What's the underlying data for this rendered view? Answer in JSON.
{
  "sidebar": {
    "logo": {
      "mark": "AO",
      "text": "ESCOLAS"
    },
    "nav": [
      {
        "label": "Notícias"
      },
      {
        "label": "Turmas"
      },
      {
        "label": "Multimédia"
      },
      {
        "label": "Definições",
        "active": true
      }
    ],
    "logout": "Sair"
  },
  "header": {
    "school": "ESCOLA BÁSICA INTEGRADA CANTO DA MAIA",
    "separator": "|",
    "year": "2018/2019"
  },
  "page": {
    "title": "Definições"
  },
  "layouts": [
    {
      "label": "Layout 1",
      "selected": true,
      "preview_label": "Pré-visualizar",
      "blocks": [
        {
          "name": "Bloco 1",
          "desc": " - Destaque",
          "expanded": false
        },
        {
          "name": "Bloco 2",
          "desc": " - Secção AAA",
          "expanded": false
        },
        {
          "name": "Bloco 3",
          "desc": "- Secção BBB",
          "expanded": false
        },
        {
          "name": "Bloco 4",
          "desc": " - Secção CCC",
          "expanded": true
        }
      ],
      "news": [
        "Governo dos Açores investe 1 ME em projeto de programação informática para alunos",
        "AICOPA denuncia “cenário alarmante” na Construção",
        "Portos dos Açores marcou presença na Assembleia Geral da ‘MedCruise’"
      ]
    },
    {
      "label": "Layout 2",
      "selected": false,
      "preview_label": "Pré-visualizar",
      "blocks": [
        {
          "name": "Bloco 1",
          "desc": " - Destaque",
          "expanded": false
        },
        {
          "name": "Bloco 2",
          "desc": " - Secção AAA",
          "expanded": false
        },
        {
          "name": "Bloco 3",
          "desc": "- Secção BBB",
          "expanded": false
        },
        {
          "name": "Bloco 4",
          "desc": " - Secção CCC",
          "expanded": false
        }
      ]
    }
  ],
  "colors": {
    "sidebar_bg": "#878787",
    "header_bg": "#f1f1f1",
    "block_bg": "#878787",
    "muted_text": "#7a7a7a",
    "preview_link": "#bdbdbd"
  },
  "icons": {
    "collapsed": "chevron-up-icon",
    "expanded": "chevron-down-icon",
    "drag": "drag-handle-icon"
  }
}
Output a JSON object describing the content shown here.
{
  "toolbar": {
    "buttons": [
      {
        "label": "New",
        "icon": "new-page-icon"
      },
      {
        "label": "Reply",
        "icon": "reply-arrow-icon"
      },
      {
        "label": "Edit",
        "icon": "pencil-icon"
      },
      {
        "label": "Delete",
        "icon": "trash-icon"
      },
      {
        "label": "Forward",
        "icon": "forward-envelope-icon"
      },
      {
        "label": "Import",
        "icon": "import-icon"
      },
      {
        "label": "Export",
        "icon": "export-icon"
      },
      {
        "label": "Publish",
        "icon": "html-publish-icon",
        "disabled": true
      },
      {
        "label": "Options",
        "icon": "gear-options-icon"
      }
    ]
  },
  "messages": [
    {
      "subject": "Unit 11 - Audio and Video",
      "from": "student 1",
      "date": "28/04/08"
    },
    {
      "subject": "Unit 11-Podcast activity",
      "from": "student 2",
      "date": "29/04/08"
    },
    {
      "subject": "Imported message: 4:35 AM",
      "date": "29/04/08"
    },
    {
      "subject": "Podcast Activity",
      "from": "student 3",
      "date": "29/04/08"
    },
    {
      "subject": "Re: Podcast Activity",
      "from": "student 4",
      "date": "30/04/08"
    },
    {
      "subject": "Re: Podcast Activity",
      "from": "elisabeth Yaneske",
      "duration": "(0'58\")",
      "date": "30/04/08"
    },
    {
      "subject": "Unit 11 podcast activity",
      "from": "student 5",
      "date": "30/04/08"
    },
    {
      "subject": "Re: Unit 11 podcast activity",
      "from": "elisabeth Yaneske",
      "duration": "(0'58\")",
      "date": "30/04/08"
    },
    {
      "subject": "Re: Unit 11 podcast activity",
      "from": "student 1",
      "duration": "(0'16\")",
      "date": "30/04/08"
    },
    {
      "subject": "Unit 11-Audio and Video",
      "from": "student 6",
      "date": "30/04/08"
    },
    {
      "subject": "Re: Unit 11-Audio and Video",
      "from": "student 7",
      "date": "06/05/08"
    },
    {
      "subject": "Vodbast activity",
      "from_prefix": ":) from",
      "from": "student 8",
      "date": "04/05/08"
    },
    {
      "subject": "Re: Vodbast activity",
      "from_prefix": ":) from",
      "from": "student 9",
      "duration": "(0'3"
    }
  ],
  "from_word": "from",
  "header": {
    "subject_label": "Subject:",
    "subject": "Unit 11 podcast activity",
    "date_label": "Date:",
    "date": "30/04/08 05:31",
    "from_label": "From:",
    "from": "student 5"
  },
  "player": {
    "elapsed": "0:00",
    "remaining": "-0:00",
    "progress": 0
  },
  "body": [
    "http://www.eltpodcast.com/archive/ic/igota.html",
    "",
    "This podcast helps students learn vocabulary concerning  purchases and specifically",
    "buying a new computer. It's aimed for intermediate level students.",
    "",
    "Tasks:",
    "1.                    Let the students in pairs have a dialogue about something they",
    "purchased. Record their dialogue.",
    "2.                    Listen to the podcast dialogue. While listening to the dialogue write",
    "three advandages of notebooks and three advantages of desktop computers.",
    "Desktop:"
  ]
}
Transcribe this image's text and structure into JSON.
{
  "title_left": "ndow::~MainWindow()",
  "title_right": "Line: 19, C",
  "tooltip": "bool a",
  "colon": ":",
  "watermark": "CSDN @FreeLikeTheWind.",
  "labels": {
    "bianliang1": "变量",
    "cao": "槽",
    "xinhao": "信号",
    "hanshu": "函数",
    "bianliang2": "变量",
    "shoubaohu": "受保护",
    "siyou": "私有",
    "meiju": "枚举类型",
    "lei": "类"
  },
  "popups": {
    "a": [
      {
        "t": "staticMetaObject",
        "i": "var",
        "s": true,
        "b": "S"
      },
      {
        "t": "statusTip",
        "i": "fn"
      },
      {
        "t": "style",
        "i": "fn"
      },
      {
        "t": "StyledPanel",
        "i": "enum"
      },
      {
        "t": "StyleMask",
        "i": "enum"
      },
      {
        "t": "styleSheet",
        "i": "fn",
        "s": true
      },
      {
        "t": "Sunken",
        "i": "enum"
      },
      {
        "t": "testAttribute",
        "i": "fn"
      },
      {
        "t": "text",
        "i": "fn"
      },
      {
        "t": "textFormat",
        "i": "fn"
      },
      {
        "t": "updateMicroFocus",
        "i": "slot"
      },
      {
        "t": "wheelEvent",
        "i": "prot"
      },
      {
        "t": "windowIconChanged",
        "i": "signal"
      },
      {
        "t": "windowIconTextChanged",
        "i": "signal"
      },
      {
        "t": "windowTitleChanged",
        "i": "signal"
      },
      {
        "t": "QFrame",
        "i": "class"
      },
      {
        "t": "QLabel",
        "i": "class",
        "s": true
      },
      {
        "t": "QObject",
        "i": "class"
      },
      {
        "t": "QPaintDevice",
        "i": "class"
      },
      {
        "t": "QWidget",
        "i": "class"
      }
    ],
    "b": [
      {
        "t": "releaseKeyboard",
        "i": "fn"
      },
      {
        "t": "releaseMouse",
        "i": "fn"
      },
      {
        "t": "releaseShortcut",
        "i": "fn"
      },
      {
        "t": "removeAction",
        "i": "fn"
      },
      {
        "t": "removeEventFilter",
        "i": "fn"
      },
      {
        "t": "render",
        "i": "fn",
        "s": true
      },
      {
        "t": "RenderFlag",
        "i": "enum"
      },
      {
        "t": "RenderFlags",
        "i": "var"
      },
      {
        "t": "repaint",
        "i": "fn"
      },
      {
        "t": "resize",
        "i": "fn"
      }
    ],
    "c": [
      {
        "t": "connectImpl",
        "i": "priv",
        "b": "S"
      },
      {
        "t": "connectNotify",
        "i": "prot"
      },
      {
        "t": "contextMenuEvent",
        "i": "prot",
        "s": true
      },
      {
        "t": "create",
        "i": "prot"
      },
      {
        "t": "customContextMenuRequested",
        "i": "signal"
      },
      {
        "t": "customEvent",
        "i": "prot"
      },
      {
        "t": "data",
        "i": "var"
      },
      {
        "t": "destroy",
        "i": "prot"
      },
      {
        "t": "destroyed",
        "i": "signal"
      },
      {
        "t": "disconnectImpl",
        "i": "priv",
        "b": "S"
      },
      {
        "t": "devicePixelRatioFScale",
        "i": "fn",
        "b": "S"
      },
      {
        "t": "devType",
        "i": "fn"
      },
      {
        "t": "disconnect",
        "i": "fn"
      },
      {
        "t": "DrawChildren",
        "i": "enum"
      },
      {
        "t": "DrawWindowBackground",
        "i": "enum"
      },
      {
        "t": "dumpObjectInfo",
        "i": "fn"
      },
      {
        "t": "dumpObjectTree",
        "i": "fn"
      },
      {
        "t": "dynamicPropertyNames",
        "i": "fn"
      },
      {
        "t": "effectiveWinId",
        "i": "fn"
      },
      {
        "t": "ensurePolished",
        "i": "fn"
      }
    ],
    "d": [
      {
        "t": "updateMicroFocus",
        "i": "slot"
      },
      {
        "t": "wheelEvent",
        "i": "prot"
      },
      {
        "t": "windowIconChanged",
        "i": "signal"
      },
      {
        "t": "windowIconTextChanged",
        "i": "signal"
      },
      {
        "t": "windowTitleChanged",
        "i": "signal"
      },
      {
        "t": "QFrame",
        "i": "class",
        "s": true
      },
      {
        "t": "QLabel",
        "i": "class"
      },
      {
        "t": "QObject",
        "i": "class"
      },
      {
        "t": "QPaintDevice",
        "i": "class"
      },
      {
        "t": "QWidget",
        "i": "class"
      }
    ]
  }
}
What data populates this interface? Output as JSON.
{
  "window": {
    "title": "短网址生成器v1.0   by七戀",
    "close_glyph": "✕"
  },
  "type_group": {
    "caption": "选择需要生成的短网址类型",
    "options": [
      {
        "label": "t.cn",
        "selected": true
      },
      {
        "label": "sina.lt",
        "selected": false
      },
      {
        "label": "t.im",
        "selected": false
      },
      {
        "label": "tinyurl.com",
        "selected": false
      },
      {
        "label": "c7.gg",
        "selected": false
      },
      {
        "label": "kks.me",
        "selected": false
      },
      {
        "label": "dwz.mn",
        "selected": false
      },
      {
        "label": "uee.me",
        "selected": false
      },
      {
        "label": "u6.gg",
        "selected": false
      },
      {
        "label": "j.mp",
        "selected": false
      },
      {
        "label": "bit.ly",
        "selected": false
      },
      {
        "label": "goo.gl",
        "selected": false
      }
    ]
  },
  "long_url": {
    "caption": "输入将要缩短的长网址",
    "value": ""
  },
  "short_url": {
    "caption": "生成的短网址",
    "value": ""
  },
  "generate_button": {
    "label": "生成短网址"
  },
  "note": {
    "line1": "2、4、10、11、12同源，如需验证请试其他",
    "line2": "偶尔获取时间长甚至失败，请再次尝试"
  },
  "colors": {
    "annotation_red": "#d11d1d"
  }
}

###

* _TASK DIRECTIONS_: Among these entries, how many lines include the string "What"? Reply with the number by itself.

* _IN RESPONSE_: 2